| PROBLEM DETAILS |
Transcribe the material in full, exactly as written.

(Stored data)

^^^^

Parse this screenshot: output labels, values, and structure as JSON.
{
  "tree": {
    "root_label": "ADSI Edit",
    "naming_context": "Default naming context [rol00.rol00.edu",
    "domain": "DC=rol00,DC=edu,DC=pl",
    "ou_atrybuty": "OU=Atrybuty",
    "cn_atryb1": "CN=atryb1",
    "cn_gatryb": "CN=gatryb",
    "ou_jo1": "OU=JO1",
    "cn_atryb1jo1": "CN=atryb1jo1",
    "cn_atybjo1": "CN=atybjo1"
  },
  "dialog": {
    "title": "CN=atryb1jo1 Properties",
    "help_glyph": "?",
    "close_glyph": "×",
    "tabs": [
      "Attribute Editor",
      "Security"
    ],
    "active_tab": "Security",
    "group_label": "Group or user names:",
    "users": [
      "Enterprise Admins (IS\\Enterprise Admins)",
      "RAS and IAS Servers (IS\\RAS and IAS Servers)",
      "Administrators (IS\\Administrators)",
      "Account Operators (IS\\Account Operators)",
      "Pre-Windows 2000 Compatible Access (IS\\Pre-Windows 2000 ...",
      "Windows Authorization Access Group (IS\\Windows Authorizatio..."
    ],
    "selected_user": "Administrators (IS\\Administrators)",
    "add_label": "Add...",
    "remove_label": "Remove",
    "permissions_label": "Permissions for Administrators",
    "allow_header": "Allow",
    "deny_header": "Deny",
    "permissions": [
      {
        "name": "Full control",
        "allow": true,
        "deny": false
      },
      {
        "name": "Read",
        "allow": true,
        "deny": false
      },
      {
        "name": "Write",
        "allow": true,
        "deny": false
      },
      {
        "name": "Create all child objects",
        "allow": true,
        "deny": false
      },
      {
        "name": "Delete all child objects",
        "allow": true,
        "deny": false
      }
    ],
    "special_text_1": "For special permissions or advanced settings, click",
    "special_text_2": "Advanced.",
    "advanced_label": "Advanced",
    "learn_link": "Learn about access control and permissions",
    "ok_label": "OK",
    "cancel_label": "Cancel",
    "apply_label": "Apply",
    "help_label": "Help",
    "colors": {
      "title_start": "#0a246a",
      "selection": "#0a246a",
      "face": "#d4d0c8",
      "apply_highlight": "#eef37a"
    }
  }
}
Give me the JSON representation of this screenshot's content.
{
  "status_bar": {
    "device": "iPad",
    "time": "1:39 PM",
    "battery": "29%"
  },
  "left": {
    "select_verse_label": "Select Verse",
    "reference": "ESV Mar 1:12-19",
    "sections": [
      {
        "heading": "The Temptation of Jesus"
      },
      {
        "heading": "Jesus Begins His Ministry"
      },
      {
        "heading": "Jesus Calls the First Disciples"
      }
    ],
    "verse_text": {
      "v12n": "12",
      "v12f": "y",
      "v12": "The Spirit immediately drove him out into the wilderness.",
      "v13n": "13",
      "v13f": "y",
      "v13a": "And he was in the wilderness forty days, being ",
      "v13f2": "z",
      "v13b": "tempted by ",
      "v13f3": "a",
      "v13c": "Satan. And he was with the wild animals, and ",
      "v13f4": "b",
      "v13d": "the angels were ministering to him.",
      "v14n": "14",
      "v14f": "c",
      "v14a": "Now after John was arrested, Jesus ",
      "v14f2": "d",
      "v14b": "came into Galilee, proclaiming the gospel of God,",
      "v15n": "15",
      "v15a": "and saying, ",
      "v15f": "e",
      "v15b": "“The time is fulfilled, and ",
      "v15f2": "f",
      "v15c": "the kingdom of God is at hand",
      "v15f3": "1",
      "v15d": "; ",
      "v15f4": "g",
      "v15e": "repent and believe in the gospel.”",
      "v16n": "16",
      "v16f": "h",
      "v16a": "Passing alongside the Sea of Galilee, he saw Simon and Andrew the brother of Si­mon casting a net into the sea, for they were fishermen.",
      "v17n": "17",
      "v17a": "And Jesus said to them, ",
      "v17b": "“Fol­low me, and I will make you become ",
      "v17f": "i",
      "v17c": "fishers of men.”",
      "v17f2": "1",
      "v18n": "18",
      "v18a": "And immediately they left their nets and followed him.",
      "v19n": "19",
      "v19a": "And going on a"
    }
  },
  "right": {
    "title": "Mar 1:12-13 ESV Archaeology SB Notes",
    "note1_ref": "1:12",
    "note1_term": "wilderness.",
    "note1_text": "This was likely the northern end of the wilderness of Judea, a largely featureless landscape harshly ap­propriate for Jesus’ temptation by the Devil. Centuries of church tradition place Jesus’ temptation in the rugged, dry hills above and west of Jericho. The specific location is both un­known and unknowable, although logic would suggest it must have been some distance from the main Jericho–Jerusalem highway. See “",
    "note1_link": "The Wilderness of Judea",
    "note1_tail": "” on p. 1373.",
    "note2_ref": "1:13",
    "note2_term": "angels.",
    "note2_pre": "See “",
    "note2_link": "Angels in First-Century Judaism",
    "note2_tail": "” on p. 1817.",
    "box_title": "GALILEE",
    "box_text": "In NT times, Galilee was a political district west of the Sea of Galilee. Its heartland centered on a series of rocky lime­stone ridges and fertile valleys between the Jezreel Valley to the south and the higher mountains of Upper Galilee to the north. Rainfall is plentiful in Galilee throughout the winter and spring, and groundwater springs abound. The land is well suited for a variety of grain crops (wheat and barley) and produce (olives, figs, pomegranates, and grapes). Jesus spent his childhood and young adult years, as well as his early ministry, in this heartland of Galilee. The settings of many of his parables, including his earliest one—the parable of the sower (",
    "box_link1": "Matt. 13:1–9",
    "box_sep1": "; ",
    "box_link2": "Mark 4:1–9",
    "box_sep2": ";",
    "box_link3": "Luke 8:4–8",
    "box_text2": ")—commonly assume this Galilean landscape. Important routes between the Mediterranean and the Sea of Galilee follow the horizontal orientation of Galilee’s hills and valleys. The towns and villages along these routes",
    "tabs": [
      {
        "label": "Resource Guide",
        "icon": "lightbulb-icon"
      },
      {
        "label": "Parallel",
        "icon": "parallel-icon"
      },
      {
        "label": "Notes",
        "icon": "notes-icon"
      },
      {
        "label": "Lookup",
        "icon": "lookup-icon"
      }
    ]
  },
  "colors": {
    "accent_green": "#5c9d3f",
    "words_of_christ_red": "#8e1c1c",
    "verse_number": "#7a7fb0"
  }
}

^^^^

| ANSWER TO THE PROBLEM |
Parse this screenshot: output labels, values, and structure as JSON.
{
  "tree": {
    "root_label": "ADSI Edit",
    "naming_context": "Default naming context [rol00.rol00.edu",
    "domain": "DC=rol00,DC=edu,DC=pl",
    "ou_atrybuty": "OU=Atrybuty",
    "cn_atryb1": "CN=atryb1",
    "cn_gatryb": "CN=gatryb",
    "ou_jo1": "OU=JO1",
    "cn_atryb1jo1": "CN=atryb1jo1",
    "cn_atybjo1": "CN=atybjo1"
  },
  "dialog": {
    "title": "CN=atryb1jo1 Properties",
    "help_glyph": "?",
    "close_glyph": "×",
    "tabs": [
      "Attribute Editor",
      "Security"
    ],
    "active_tab": "Security",
    "group_label": "Group or user names:",
    "users": [
      "Enterprise Admins (IS\\Enterprise Admins)",
      "RAS and IAS Servers (IS\\RAS and IAS Servers)",
      "Administrators (IS\\Administrators)",
      "Account Operators (IS\\Account Operators)",
      "Pre-Windows 2000 Compatible Access (IS\\Pre-Windows 2000 ...",
      "Windows Authorization Access Group (IS\\Windows Authorizatio..."
    ],
    "selected_user": "Administrators (IS\\Administrators)",
    "add_label": "Add...",
    "remove_label": "Remove",
    "permissions_label": "Permissions for Administrators",
    "allow_header": "Allow",
    "deny_header": "Deny",
    "permissions": [
      {
        "name": "Full control",
        "allow": true,
        "deny": false
      },
      {
        "name": "Read",
        "allow": true,
        "deny": false
      },
      {
        "name": "Write",
        "allow": true,
        "deny": false
      },
      {
        "name": "Create all child objects",
        "allow": true,
        "deny": false
      },
      {
        "name": "Delete all child objects",
        "allow": true,
        "deny": false
      }
    ],
    "special_text_1": "For special permissions or advanced settings, click",
    "special_text_2": "Advanced.",
    "advanced_label": "Advanced",
    "learn_link": "Learn about access control and permissions",
    "ok_label": "OK",
    "cancel_label": "Cancel",
    "apply_label": "Apply",
    "help_label": "Help",
    "colors": {
      "title_start": "#0a246a",
      "selection": "#0a246a",
      "face": "#d4d0c8",
      "apply_highlight": "#eef37a"
    }
  }
}
Give me the JSON representation of this screenshot's content.
{
  "status_bar": {
    "device": "iPad",
    "time": "1:39 PM",
    "battery": "29%"
  },
  "left": {
    "select_verse_label": "Select Verse",
    "reference": "ESV Mar 1:12-19",
    "sections": [
      {
        "heading": "The Temptation of Jesus"
      },
      {
        "heading": "Jesus Begins His Ministry"
      },
      {
        "heading": "Jesus Calls the First Disciples"
      }
    ],
    "verse_text": {
      "v12n": "12",
      "v12f": "y",
      "v12": "The Spirit immediately drove him out into the wilderness.",
      "v13n": "13",
      "v13f": "y",
      "v13a": "And he was in the wilderness forty days, being ",
      "v13f2": "z",
      "v13b": "tempted by ",
      "v13f3": "a",
      "v13c": "Satan. And he was with the wild animals, and ",
      "v13f4": "b",
      "v13d": "the angels were ministering to him.",
      "v14n": "14",
      "v14f": "c",
      "v14a": "Now after John was arrested, Jesus ",
      "v14f2": "d",
      "v14b": "came into Galilee, proclaiming the gospel of God,",
      "v15n": "15",
      "v15a": "and saying, ",
      "v15f": "e",
      "v15b": "“The time is fulfilled, and ",
      "v15f2": "f",
      "v15c": "the kingdom of God is at hand",
      "v15f3": "1",
      "v15d": "; ",
      "v15f4": "g",
      "v15e": "repent and believe in the gospel.”",
      "v16n": "16",
      "v16f": "h",
      "v16a": "Passing alongside the Sea of Galilee, he saw Simon and Andrew the brother of Si­mon casting a net into the sea, for they were fishermen.",
      "v17n": "17",
      "v17a": "And Jesus said to them, ",
      "v17b": "“Fol­low me, and I will make you become ",
      "v17f": "i",
      "v17c": "fishers of men.”",
      "v17f2": "1",
      "v18n": "18",
      "v18a": "And immediately they left their nets and followed him.",
      "v19n": "19",
      "v19a": "And going on a"
    }
  },
  "right": {
    "title": "Mar 1:12-13 ESV Archaeology SB Notes",
    "note1_ref": "1:12",
    "note1_term": "wilderness.",
    "note1_text": "This was likely the northern end of the wilderness of Judea, a largely featureless landscape harshly ap­propriate for Jesus’ temptation by the Devil. Centuries of church tradition place Jesus’ temptation in the rugged, dry hills above and west of Jericho. The specific location is both un­known and unknowable, although logic would suggest it must have been some distance from the main Jericho–Jerusalem highway. See “",
    "note1_link": "The Wilderness of Judea",
    "note1_tail": "” on p. 1373.",
    "note2_ref": "1:13",
    "note2_term": "angels.",
    "note2_pre": "See “",
    "note2_link": "Angels in First-Century Judaism",
    "note2_tail": "” on p. 1817.",
    "box_title": "GALILEE",
    "box_text": "In NT times, Galilee was a political district west of the Sea of Galilee. Its heartland centered on a series of rocky lime­stone ridges and fertile valleys between the Jezreel Valley to the south and the higher mountains of Upper Galilee to the north. Rainfall is plentiful in Galilee throughout the winter and spring, and groundwater springs abound. The land is well suited for a variety of grain crops (wheat and barley) and produce (olives, figs, pomegranates, and grapes). Jesus spent his childhood and young adult years, as well as his early ministry, in this heartland of Galilee. The settings of many of his parables, including his earliest one—the parable of the sower (",
    "box_link1": "Matt. 13:1–9",
    "box_sep1": "; ",
    "box_link2": "Mark 4:1–9",
    "box_sep2": ";",
    "box_link3": "Luke 8:4–8",
    "box_text2": ")—commonly assume this Galilean landscape. Important routes between the Mediterranean and the Sea of Galilee follow the horizontal orientation of Galilee’s hills and valleys. The towns and villages along these routes",
    "tabs": [
      {
        "label": "Resource Guide",
        "icon": "lightbulb-icon"
      },
      {
        "label": "Parallel",
        "icon": "parallel-icon"
      },
      {
        "label": "Notes",
        "icon": "notes-icon"
      },
      {
        "label": "Lookup",
        "icon": "lookup-icon"
      }
    ]
  },
  "colors": {
    "accent_green": "#5c9d3f",
    "words_of_christ_red": "#8e1c1c",
    "verse_number": "#7a7fb0"
  }
}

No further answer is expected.